Compito 1 — Per favore, elenca tutti gli aggettivi con cui il testo sul voto dei fuorisede descrive i viaggi che questi cittadini devono affrontare per votare.
Compito 2 — Procedi con il testo sul voto dei fuorisede, partendo subito dopo l'ultima frase riportata.

L’appuntamento con il referendum costituzionale del 20 e 21 settembre ha riacceso, come accade ormai da tempo ad ogni appuntamento elettorale, le luci sulla paradossale questione delle difficoltà di voto per i cittadini fuorisede. Questi ultimi infatti, potendo votare solo presso i seggi dei loro comuni di residenza, sono spesso costretti a viaggi lunghi e costosi, pur di esercitare il loro diritto di voto. È per rimuovere questi ostacoli che il comitato Iovotofuorisede e The good lobby hanno lanciato – approfittando dell’imminente appuntamento elettorale – una petizione finalizzata a chiedere al Parlamento una legge che garantisca il diritto di voto a distanza ai cittadini in mobilità.
La petizione. Iovotofuorisede nasce nel 2008 come comitato civico per sensibilizzare l’opinione pubblica sul tema del diritto di voto per i cittadini che vivono in Italia, ma lontano dalla propria residenza. Paradossalmente infatti, nonostante per i cittadini italiani temporaneamente all’estero, come gli studenti Erasmus, il diritto di voto sia garantito anche a distanza, così non è per i milioni di lavoratori o studenti fuorisede in mobilità in Italia. La petizione – a cui si può aderire sul sito iovotofuorisedde.it –, promossa insieme all’associazione no profit The good lobby, mira quindi ad ottenere l’introduzione di una nuova legge elettorale che riconosca a tutti gli aventi diritto al voto fuorisede la possibilità di esercitare quest’ultimo, anche senza l’obbligo di viaggi, nella maggior volte impegnativi e costosi, e ora, a causa della pandemia da Coronavirus in corso, anche rischiosi per la salute.
Un problema per molti. L’assenza di strumenti legislativi adeguati e il mancato aggiornamento di una legge risalente all’ormai lontano 1957 non è affatto un problema di nicchia. Secondo il sito di Iovotofuorisede, sono infatti circa 2 milioni le persone a cui viene preclusa la possibilità di esercitare il proprio diritto al voto. Si tratta soprattutto di giovani tra i 18 e i 35 anni: non solo i circa 570 mila studenti universitari fuorisede (fonte: Rapporto Eurostudent, Federconsumatori), ma anche i moltissimi lavoratori che continuamente si trasferiscono (spesso dal Sud al Nord) in cerca o per accettare il loro primo impiego o una situazione lavorativa maggiormente gratificante o più in linea con le proprie aspirazione o la propria formazione.

Dati forniti —
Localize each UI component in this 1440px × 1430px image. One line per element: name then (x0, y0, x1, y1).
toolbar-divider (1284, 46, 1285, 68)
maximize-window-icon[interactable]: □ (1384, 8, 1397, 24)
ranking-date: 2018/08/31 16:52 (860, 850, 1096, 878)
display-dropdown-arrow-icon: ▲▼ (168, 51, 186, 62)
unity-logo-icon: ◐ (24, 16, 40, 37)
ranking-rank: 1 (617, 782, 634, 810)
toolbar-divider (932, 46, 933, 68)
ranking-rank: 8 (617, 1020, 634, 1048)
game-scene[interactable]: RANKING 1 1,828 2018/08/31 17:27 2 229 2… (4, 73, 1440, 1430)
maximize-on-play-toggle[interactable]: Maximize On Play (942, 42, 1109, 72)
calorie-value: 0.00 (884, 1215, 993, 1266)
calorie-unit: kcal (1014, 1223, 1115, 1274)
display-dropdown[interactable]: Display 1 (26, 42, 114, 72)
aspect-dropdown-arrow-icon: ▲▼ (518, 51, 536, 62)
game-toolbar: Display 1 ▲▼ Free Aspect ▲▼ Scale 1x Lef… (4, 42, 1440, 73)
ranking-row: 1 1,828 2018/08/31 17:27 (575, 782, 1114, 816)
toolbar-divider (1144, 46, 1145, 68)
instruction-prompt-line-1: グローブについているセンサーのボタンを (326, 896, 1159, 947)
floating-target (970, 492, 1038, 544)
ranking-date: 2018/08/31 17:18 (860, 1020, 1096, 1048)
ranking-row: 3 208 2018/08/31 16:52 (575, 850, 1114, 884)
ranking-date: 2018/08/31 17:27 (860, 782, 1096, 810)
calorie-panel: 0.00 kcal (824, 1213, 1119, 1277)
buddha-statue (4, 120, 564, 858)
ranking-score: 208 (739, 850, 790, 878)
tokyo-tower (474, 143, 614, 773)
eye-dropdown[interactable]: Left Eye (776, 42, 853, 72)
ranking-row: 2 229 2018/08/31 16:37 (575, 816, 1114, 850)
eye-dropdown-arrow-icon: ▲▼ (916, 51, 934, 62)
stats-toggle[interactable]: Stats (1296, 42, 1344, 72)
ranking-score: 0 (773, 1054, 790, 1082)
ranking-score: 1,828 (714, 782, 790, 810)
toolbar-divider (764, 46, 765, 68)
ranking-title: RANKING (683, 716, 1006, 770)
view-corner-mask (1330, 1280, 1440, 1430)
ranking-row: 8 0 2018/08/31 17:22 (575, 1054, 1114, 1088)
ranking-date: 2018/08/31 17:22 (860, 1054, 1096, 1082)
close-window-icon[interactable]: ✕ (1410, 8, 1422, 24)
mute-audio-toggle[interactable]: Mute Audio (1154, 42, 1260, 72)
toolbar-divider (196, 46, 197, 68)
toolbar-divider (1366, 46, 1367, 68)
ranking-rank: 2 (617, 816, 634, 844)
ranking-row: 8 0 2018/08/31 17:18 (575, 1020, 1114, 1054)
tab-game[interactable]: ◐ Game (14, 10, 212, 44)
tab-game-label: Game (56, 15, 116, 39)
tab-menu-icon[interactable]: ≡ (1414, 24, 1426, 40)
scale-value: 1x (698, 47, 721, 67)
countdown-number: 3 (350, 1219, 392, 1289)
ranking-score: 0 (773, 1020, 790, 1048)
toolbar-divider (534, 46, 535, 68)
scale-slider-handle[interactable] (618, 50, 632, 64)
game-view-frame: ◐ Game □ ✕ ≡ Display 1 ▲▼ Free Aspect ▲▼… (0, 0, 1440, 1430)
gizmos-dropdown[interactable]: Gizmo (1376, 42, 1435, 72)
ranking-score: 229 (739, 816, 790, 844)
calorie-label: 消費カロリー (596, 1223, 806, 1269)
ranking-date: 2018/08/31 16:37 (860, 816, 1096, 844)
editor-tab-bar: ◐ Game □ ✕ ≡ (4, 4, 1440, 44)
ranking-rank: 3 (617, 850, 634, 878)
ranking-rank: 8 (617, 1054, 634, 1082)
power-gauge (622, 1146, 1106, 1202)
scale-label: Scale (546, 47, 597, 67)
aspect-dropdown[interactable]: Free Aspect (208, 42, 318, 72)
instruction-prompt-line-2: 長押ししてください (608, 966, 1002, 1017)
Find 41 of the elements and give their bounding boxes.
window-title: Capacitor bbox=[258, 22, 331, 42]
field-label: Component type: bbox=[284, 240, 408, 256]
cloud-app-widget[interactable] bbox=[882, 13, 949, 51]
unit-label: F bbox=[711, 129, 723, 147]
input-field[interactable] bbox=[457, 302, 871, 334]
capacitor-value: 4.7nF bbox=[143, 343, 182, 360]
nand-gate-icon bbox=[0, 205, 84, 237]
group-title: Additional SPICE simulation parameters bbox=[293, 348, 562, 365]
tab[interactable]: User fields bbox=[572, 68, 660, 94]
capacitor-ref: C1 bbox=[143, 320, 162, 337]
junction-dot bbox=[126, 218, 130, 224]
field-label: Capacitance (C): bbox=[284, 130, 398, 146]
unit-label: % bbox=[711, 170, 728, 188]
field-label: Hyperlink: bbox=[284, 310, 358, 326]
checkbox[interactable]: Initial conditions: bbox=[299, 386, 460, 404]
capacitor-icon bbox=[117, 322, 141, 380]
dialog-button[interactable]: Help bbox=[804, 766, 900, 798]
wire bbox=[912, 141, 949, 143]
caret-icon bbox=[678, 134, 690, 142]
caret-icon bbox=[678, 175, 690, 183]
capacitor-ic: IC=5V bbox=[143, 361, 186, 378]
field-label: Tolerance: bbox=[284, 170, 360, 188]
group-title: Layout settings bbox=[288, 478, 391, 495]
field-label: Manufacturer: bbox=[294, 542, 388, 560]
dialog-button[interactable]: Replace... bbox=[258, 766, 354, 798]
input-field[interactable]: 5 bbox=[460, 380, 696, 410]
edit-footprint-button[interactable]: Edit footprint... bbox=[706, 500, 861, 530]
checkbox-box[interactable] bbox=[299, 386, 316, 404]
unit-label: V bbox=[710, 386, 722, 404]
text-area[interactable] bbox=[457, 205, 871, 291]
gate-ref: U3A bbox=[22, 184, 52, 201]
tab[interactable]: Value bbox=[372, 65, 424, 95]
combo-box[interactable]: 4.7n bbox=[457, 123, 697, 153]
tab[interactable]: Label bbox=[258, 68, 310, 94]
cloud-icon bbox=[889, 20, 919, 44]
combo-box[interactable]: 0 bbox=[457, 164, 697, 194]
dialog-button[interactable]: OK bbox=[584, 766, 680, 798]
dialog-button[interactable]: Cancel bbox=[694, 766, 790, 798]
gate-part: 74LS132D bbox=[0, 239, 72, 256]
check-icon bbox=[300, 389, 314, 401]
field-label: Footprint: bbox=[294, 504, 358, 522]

Risposta 1 —
- lunghi
- costosi
- impegnativi
- rischiosi per la salute

Risposta 2 —
Disparità su disparità. Appare dunque evidente come questa situazione crei di fatto una disparità nell’esercizio del diritto al voto tra chi risiede nel proprio comune di residenza e chi invece, per diversi motivi, si trova a viverne lontano. La possibilità riconosciuta ai lavoratori fuorisede del permesso lavorativo o eventuali agevolazioni economiche sui trasporti non possono infatti bastare a garantire agli interessati le condizioni necessarie per esercitare il proprio diritto, tanto che nella maggior parte dei casi i diretti interessati finiscono con il rinunciare a votare. Ma, non per tutti i fuorisede è così: paradossalmente tale diritto è riconosciuto solo a particolari categorie di lavoratori, come gli appartenenti a corpi militari, alle forze di polizia, ai vigili del fuoco e i naviganti (marittimi o aviatori), gli unici a poter votare al di fuori del comune di residenza in occasione delle elezioni nazionali. Un’eccezione che fa apparire la situazione ancor meno equa e giusta.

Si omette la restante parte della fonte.